Data listing:
[BEGIN]

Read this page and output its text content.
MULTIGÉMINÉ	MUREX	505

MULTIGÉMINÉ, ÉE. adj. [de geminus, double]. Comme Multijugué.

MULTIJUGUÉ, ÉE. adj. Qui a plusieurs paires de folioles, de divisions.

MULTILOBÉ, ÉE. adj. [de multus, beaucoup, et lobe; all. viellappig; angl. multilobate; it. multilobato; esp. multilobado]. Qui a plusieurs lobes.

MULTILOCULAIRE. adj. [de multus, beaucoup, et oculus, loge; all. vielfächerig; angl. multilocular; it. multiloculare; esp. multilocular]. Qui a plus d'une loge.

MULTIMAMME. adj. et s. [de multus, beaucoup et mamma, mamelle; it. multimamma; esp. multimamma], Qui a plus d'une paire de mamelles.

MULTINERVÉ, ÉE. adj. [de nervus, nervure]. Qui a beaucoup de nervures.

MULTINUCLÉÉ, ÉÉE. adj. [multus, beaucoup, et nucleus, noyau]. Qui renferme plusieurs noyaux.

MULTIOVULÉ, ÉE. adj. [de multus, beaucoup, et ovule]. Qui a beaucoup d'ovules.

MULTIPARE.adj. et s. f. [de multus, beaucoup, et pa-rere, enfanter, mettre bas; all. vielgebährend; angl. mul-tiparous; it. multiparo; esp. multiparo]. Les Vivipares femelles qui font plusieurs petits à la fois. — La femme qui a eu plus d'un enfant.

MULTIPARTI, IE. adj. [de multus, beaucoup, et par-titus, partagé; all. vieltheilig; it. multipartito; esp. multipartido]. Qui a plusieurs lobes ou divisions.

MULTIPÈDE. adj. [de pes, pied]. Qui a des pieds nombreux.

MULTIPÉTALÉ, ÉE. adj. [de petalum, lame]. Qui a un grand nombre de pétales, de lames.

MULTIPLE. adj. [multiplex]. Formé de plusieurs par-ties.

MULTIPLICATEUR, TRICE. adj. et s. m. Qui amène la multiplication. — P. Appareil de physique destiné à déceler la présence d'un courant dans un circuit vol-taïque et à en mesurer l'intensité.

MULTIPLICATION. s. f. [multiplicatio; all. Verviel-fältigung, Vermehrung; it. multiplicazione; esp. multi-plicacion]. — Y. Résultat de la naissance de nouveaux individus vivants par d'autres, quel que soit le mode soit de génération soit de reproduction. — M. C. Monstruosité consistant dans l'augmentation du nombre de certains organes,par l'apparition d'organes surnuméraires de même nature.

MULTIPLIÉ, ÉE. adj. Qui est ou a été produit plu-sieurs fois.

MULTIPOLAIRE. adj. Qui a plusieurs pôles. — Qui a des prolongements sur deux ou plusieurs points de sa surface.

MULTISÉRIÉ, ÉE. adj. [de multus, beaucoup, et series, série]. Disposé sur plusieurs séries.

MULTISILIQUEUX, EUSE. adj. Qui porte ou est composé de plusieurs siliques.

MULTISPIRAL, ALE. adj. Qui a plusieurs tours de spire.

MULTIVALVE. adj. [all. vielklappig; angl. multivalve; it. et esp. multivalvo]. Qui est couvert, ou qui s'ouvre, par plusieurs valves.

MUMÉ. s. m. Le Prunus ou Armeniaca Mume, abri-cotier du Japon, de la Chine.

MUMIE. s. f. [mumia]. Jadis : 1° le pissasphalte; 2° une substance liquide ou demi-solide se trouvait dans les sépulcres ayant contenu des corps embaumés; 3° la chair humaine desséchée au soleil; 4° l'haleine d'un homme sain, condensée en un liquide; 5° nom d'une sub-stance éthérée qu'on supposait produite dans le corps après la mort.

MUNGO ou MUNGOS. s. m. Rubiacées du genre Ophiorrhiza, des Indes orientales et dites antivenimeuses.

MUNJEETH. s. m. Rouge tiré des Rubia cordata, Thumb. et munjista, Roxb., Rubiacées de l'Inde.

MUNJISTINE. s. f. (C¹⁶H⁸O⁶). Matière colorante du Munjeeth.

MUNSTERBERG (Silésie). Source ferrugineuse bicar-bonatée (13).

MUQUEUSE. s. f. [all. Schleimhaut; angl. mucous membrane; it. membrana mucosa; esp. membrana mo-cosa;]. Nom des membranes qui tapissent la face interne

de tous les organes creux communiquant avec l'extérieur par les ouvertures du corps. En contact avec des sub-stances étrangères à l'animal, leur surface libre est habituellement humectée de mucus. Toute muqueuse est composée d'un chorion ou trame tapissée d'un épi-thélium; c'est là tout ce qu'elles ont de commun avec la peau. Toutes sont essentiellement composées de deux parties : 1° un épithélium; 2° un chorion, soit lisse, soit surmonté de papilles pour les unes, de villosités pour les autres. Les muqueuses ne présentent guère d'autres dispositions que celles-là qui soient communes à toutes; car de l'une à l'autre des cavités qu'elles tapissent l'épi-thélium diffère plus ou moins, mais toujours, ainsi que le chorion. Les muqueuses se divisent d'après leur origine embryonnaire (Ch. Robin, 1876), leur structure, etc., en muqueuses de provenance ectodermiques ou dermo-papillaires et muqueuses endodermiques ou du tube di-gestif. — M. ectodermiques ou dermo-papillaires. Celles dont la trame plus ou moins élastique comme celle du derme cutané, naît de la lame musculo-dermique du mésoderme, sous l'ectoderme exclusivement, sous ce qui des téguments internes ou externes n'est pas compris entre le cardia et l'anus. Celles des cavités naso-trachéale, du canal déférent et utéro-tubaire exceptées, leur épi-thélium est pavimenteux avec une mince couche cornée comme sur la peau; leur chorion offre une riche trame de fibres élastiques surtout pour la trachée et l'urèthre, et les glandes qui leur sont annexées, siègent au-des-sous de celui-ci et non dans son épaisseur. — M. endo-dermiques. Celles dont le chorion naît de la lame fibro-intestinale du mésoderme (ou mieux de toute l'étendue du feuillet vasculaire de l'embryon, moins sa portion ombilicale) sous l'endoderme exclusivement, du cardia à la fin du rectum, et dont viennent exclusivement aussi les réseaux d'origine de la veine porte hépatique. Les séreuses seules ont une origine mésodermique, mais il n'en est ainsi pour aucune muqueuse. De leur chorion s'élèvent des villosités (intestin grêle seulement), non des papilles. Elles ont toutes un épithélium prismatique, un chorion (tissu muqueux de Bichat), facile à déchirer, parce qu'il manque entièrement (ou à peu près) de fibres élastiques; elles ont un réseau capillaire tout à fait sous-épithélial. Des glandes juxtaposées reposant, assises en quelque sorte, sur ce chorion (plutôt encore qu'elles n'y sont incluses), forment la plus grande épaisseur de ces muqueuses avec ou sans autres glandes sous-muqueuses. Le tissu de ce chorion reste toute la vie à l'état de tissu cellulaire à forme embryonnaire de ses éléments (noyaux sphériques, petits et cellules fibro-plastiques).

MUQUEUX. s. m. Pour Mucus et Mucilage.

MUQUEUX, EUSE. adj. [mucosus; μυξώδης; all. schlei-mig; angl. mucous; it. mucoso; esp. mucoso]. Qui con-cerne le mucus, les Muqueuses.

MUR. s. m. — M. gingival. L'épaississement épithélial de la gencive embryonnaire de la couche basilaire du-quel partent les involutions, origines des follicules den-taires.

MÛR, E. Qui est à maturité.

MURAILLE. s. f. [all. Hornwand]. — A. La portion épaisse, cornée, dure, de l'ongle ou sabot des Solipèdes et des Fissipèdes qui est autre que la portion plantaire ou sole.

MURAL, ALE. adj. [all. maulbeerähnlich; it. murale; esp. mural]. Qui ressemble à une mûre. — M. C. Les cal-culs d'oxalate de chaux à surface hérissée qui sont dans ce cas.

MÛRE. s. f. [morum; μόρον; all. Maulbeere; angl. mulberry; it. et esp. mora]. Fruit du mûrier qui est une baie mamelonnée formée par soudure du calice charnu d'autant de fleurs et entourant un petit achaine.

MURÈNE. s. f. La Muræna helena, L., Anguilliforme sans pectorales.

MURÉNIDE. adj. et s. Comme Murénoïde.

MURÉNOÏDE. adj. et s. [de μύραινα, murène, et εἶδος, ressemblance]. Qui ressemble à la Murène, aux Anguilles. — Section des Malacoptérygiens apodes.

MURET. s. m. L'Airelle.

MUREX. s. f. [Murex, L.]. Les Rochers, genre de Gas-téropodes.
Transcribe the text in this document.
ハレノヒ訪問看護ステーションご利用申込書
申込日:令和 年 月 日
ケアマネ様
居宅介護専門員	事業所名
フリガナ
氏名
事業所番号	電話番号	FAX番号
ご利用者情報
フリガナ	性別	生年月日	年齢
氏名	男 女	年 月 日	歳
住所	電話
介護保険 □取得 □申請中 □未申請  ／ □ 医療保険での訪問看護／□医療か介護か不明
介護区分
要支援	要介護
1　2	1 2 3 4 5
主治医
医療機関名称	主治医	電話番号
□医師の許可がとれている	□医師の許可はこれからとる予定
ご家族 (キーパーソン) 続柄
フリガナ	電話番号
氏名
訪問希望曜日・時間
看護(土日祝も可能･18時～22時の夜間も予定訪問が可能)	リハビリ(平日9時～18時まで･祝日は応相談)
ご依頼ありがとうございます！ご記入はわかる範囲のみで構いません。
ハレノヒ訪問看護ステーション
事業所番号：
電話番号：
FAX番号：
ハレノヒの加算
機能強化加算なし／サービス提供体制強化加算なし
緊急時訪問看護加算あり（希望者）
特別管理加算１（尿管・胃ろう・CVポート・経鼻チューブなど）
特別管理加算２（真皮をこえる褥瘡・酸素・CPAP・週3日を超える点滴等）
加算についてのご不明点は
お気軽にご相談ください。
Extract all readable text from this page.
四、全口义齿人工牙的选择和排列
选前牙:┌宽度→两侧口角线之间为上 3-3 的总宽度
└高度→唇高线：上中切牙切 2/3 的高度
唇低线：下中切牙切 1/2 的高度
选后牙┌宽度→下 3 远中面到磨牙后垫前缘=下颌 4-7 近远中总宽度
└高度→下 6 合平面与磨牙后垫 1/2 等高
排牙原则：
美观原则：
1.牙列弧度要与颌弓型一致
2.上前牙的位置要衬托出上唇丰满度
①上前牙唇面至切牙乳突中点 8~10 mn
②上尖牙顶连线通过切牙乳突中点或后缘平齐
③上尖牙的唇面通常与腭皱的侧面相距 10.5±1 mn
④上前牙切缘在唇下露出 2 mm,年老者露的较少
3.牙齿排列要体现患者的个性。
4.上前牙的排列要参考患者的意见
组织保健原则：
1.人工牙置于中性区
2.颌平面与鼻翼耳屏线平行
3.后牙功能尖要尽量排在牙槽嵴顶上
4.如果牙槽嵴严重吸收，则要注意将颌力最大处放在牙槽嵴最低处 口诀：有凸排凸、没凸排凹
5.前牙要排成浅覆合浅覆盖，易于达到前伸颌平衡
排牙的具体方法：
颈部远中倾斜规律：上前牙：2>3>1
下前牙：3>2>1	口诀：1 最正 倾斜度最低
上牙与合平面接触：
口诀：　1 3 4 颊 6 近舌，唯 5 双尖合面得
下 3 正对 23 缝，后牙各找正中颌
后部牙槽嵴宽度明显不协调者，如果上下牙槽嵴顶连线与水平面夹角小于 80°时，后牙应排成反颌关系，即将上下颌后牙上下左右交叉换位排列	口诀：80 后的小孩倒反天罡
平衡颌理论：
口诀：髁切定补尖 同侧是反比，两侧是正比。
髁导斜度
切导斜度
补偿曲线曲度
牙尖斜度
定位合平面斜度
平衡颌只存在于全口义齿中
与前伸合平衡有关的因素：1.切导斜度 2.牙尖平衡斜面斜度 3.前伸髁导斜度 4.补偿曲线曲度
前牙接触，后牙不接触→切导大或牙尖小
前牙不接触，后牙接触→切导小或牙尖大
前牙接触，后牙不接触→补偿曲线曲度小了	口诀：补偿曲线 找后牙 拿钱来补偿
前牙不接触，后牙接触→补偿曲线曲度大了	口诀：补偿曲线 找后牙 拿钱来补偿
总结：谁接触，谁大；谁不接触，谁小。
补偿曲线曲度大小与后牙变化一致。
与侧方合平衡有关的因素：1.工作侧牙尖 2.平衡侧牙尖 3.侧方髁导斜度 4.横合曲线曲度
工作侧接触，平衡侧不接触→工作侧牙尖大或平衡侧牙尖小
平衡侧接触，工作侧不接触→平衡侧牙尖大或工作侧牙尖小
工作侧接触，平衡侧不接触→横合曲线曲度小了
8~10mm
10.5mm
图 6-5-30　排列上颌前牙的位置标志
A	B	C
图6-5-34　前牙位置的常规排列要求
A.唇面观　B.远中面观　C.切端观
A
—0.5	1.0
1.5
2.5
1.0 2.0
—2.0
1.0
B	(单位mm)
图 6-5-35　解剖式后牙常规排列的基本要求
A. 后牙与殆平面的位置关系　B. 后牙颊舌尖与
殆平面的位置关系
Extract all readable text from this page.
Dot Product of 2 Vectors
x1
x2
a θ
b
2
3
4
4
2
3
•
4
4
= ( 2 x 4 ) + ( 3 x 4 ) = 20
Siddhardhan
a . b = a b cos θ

[END]

Gather each line from the entries above that includes the word "plusieurs".

MULTIJUGUÉ, ÉE. adj. Qui a plusieurs paires de folioles, de divisions.
MULTILOBÉ, ÉE. adj. [de multus, beaucoup, et lobe; all. viellappig; angl. multilobate; it. multilobato; esp. multilobado]. Qui a plusieurs lobes.
MULTINUCLÉÉ, ÉÉE. adj. [multus, beaucoup, et nucleus, noyau]. Qui renferme plusieurs noyaux.
MULTIPARE.adj. et s. f. [de multus, beaucoup, et pa-rere, enfanter, mettre bas; all. vielgebährend; angl. mul-tiparous; it. multiparo; esp. multiparo]. Les Vivipares femelles qui font plusieurs petits à la fois. — La femme qui a eu plus d'un enfant.
MULTIPARTI, IE. adj. [de multus, beaucoup, et par-titus, partagé; all. vieltheilig; it. multipartito; esp. multipartido]. Qui a plusieurs lobes ou divisions.
MULTIPLE. adj. [multiplex]. Formé de plusieurs par-ties.
MULTIPOLAIRE. adj. Qui a plusieurs pôles. — Qui a des prolongements sur deux ou plusieurs points de sa surface.
MULTISÉRIÉ, ÉE. adj. [de multus, beaucoup, et series, série]. Disposé sur plusieurs séries.
MULTISILIQUEUX, EUSE. adj. Qui porte ou est composé de plusieurs siliques.
MULTISPIRAL, ALE. adj. Qui a plusieurs tours de spire.
MULTIVALVE. adj. [all. vielklappig; angl. multivalve; it. et esp. multivalvo]. Qui est couvert, ou qui s'ouvre, par plusieurs valves.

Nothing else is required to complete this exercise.